WHAT IS NEEDED
From the records below, copy every line that contains the word "других".

Data items:

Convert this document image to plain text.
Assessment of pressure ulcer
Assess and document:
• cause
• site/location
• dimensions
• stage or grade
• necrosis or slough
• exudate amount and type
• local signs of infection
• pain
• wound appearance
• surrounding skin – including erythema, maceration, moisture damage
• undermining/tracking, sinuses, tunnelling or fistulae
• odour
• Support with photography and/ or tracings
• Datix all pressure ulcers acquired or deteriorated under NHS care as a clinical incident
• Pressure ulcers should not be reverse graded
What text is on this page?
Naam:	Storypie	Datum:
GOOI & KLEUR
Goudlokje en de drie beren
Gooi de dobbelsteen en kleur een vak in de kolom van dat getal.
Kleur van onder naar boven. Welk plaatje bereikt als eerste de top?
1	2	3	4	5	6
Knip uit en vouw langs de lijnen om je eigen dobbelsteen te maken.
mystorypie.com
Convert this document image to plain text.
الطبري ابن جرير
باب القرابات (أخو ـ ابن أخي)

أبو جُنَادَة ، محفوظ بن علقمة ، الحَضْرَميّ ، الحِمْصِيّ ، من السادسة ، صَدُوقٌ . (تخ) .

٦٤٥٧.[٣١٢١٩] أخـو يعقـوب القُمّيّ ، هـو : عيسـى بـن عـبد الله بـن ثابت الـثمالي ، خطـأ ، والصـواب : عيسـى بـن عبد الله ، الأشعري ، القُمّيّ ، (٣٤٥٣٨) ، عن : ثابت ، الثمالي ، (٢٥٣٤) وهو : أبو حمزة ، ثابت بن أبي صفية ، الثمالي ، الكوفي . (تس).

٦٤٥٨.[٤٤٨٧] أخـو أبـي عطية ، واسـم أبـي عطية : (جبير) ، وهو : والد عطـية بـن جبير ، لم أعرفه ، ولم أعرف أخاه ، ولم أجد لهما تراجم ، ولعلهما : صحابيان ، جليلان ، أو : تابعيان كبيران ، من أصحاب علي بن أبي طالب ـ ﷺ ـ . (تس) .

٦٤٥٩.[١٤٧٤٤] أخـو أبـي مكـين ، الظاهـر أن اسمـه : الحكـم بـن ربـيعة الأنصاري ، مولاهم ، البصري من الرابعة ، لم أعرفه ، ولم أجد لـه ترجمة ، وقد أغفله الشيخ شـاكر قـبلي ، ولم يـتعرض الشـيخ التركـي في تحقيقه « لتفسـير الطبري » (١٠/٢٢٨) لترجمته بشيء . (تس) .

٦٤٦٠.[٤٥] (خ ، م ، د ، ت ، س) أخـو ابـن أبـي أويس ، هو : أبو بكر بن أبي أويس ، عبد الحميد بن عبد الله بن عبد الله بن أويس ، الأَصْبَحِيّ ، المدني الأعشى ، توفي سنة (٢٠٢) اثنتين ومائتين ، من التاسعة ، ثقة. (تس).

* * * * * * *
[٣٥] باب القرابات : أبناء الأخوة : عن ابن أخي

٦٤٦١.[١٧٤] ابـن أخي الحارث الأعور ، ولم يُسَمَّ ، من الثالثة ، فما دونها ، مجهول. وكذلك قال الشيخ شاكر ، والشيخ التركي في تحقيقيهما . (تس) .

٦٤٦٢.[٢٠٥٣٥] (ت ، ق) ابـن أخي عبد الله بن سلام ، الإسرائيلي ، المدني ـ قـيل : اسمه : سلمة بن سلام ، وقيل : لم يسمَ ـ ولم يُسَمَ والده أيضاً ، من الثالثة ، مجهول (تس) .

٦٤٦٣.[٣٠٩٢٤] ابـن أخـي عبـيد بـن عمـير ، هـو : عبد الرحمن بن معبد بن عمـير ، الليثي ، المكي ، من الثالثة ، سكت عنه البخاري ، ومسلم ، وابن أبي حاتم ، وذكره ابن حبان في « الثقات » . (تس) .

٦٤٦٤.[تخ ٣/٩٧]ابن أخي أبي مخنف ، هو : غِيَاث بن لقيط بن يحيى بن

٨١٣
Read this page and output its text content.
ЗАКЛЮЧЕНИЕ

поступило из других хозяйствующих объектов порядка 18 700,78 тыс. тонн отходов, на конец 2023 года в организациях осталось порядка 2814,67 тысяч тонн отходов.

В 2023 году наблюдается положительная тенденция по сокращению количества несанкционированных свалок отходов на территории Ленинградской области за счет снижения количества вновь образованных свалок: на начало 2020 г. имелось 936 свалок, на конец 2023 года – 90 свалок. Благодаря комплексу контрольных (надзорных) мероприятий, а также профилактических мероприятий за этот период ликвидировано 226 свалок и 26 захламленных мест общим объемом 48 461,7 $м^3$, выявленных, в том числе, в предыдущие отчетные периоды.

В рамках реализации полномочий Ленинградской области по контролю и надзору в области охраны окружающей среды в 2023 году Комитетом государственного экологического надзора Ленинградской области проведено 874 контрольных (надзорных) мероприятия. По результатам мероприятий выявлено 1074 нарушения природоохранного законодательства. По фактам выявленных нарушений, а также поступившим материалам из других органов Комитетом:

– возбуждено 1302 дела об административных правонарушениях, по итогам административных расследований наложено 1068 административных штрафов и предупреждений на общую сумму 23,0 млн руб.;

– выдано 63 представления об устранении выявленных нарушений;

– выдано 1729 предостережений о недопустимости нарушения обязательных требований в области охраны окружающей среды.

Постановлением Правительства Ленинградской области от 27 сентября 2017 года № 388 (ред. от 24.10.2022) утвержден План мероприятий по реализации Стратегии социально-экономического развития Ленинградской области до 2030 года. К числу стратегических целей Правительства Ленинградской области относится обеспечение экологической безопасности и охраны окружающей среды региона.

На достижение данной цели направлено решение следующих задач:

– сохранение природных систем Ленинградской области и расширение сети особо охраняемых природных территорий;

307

ANSWER FOR THIS EXERCISE
поступило из других хозяйствующих объектов порядка 18 700,78 тыс. тонн отходов, на конец 2023 года в организациях осталось порядка 2814,67 тысяч тонн отходов.
В рамках реализации полномочий Ленинградской области по контролю и надзору в области охраны окружающей среды в 2023 году Комитетом государственного экологического надзора Ленинградской области проведено 874 контрольных (надзорных) мероприятия. По результатам мероприятий выявлено 1074 нарушения природоохранного законодательства. По фактам выявленных нарушений, а также поступившим материалам из других органов Комитетом:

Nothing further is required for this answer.